-- BEGIN Supplied data --
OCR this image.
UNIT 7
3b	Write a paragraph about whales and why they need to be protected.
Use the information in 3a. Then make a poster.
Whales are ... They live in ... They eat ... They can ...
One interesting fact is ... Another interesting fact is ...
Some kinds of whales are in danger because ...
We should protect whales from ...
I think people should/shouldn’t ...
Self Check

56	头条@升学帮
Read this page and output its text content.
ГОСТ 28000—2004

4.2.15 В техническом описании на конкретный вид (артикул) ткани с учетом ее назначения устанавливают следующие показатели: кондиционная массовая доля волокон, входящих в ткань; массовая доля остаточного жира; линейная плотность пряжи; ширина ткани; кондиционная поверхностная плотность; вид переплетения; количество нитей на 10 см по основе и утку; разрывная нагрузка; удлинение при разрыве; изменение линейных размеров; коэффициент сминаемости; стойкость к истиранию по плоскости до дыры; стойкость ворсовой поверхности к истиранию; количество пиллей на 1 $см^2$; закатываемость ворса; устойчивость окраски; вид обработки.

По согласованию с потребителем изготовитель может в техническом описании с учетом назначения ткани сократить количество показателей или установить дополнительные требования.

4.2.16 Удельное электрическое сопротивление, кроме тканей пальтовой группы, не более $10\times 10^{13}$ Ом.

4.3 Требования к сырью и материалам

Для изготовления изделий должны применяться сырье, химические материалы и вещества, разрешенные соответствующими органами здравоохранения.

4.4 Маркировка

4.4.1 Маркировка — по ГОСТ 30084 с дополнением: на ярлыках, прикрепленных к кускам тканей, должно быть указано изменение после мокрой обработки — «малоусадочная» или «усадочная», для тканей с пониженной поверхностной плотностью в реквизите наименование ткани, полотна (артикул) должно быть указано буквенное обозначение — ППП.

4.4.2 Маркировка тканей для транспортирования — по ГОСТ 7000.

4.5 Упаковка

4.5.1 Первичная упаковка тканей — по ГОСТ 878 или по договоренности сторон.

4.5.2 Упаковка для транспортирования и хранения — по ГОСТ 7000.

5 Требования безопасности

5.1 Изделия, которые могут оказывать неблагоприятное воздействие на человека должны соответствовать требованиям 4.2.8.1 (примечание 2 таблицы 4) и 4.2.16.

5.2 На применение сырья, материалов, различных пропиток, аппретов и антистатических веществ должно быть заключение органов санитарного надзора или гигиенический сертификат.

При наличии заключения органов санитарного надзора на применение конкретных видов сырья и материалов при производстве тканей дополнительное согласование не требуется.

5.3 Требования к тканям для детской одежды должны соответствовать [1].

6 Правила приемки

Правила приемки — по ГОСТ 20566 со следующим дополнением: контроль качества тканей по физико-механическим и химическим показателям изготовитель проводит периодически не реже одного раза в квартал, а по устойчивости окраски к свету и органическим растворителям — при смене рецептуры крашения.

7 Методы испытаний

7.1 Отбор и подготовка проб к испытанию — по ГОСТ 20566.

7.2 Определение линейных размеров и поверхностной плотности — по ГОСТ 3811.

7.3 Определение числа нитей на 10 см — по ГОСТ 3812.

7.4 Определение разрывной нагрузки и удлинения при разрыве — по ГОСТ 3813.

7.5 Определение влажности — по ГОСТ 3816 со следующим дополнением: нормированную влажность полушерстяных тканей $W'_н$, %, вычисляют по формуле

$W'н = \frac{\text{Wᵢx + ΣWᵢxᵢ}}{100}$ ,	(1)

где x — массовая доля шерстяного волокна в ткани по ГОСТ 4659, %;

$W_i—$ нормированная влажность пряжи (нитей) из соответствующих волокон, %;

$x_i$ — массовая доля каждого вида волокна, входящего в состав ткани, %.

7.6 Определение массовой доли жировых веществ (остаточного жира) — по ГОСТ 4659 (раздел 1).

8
-- END Supplied data --
What you have to do: Gather up, from the records above, each line where the word "артикул" appears.

Correct output:
4.2.15 В техническом описании на конкретный вид (артикул) ткани с учетом ее назначения устанавливают следующие показатели: кондиционная массовая доля волокон, входящих в ткань; массовая доля остаточного жира; линейная плотность пряжи; ширина ткани; кондиционная поверхностная плотность; вид переплетения; количество нитей на 10 см по основе и утку; разрывная нагрузка; удлинение при разрыве; изменение линейных размеров; коэффициент сминаемости; стойкость к истиранию по плоскости до дыры; стойкость ворсовой поверхности к истиранию; количество пиллей на 1 $см^2$; закатываемость ворса; устойчивость окраски; вид обработки.
4.4.1 Маркировка — по ГОСТ 30084 с дополнением: на ярлыках, прикрепленных к кускам тканей, должно быть указано изменение после мокрой обработки — «малоусадочная» или «усадочная», для тканей с пониженной поверхностной плотностью в реквизите наименование ткани, полотна (артикул) должно быть указано буквенное обозначение — ППП.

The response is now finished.